Stated task:
Pictures do not belong in the copy, so please give every entry below again exactly.

Input records:
════
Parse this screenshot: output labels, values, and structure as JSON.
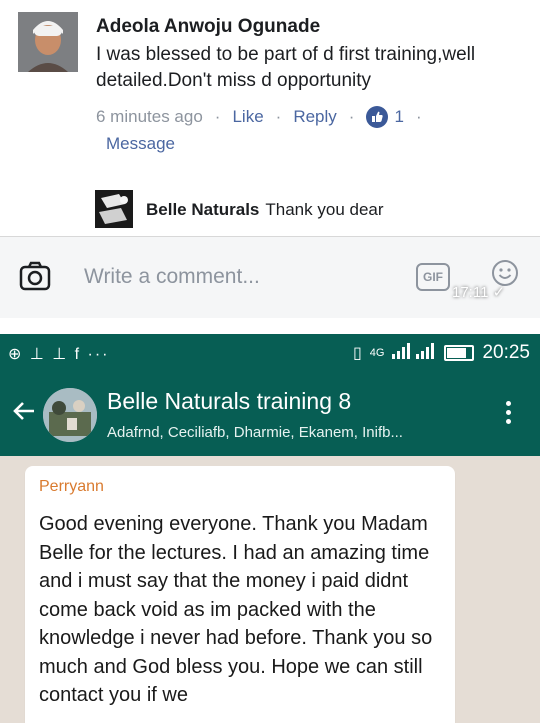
{
  "facebook": {
    "comment": {
      "author": "Adeola Anwoju Ogunade",
      "text": "I was blessed to be part of d first training,well detailed.Don't miss d opportunity",
      "time": "6 minutes ago",
      "like_label": "Like",
      "reply_label": "Reply",
      "like_count": "1",
      "message_label": "Message",
      "separator": "·"
    },
    "reply": {
      "author": "Belle Naturals",
      "text": "Thank you dear"
    },
    "comment_input": {
      "placeholder": "Write a comment...",
      "gif_label": "GIF",
      "timestamp": "17:11"
    },
    "colors": {
      "link": "#4b67a1",
      "like_badge": "#3b5998"
    }
  },
  "whatsapp": {
    "status_bar": {
      "left_icons_text": "⊕ ⊥ ⊥ f ···",
      "network_text": "4G",
      "clock": "20:25"
    },
    "header": {
      "group_name": "Belle Naturals training 8",
      "members": "Adafrnd, Ceciliafb, Dharmie, Ekanem, Inifb..."
    },
    "message": {
      "sender": "Perryann",
      "text": "Good evening everyone. Thank you Madam Belle for the lectures. I had an amazing time and i must say that the money i paid didnt come back void  as im packed with the knowledge i never had before. Thank you so much and God bless you. Hope we can still contact you if we"
    },
    "colors": {
      "header": "#075e54",
      "chat_bg": "#e5ddd5",
      "sender": "#d97b30"
    }
  }
}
════
Exercise output:
Parse this screenshot: output labels, values, and structure as JSON.
{
  "facebook": {
    "comment": {
      "author": "Adeola Anwoju Ogunade",
      "text": "I was blessed to be part of d first training,well detailed.Don't miss d opportunity",
      "time": "6 minutes ago",
      "like_label": "Like",
      "reply_label": "Reply",
      "like_count": "1",
      "message_label": "Message",
      "separator": "·"
    },
    "reply": {
      "author": "Belle Naturals",
      "text": "Thank you dear"
    },
    "comment_input": {
      "placeholder": "Write a comment...",
      "gif_label": "GIF",
      "timestamp": "17:11"
    },
    "colors": {
      "link": "#4b67a1",
      "like_badge": "#3b5998"
    }
  },
  "whatsapp": {
    "status_bar": {
      "left_icons_text": "⊕ ⊥ ⊥ f ···",
      "network_text": "4G",
      "clock": "20:25"
    },
    "header": {
      "group_name": "Belle Naturals training 8",
      "members": "Adafrnd, Ceciliafb, Dharmie, Ekanem, Inifb..."
    },
    "message": {
      "sender": "Perryann",
      "text": "Good evening everyone. Thank you Madam Belle for the lectures. I had an amazing time and i must say that the money i paid didnt come back void  as im packed with the knowledge i never had before. Thank you so much and God bless you. Hope we can still contact you if we"
    },
    "colors": {
      "header": "#075e54",
      "chat_bg": "#e5ddd5",
      "sender": "#d97b30"
    }
  }
}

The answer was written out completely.